• **EXERCISE REQUIREMENTS**
**1)** In the article on Gedo and Jubaland, whom did Madoobe appoint as the new Gedo governor?
**2)** Return the stretch of the entries from the line containing "List each element" through the line containing "Text: ■: ■ bbox=[59, 328, 69, 338]", copying those lines verbatim.

• **SOURCE**

Issue No. 564

Published 12 Jul 2023

Gedo and Jubaland: A Tentative Reconciliation

Published on 12 Jul 2023 16:12 min
Gedo and Jubaland: A Tentative Reconciliation
 
In a surprising turn of events, Jubaland President Ahmed Mohamed Islam, known as ‘Madoobe,’ has made significant progress in his protracted struggle to regain control of the Gedo region. The region, predominantly inhabited by the Marehan sub clan of the Darood, has long resisted the largely Ogaden regional administration. But after weeks of tensions over Madoobe’s appointment of a new Gedo governor, Abdullahi Abdi Jama, several senior Gedo politicians appear to have acquiesced to the appointment. Gedo's anti-Madoobe alliance has splintered, signalled by the arrival of Jama and his deputies in Garbarahey. 
 
Following fears of potential armed conflict between Gedo and Jubaland forces, this seemingly sudden reversal will undoubtedly come to many as a surprise. While the dust is far from settled, this realignment has wide-reaching implications for Jubaland, particularly concerning the pending offensive against Al-Shabaab.
 
The Gedo governorship, and a significant majority of the region’s district commissioners, have now abandoned their calls for independence from Jubaland. A political calculation appears to have been made in the face of apparent Ethiopian indifference, and Villa Somalia’s support for Madoobe. One particularly notable defection is that of Ahmed Bule Gared, a former governor appointed by former President Mohamed Abdullahi Farmaajo; Gared has reportedly joined Madoobe's cause.

• **LISTED RECORDS**

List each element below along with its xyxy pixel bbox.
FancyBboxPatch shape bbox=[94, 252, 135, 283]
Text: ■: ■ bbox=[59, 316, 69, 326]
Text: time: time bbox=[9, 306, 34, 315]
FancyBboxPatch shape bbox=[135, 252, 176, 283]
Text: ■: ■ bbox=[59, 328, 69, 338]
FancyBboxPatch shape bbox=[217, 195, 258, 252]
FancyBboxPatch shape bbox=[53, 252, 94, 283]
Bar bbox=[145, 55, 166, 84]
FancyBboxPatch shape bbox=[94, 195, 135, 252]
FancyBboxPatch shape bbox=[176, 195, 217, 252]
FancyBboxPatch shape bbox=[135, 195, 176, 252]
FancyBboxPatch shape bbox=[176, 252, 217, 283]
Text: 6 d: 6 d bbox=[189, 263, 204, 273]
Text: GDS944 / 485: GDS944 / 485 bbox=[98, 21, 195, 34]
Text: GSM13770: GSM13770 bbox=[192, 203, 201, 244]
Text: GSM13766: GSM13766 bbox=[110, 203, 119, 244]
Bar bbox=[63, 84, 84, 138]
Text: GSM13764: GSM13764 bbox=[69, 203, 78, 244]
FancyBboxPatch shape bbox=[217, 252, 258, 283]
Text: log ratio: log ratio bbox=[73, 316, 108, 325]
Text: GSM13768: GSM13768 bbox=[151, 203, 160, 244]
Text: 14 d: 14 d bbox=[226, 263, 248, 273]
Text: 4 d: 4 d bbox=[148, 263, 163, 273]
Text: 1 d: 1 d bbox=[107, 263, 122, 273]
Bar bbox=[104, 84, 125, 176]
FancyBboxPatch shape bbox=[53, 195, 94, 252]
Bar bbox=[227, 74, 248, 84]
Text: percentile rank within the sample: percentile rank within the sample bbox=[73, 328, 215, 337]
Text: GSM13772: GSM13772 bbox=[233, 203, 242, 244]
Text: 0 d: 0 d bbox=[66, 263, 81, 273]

--

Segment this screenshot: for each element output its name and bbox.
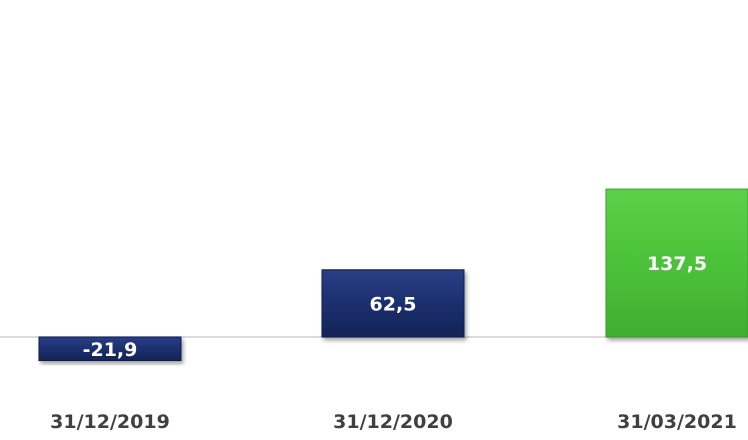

• **THE SOLUTIONS**
**1)** Abdullahi Abdi Jama

**2)**
List each element below along with its xyxy pixel bbox.
FancyBboxPatch shape bbox=[94, 252, 135, 283]
Text: ■: ■ bbox=[59, 316, 69, 326]
Text: time: time bbox=[9, 306, 34, 315]
FancyBboxPatch shape bbox=[135, 252, 176, 283]
Text: ■: ■ bbox=[59, 328, 69, 338]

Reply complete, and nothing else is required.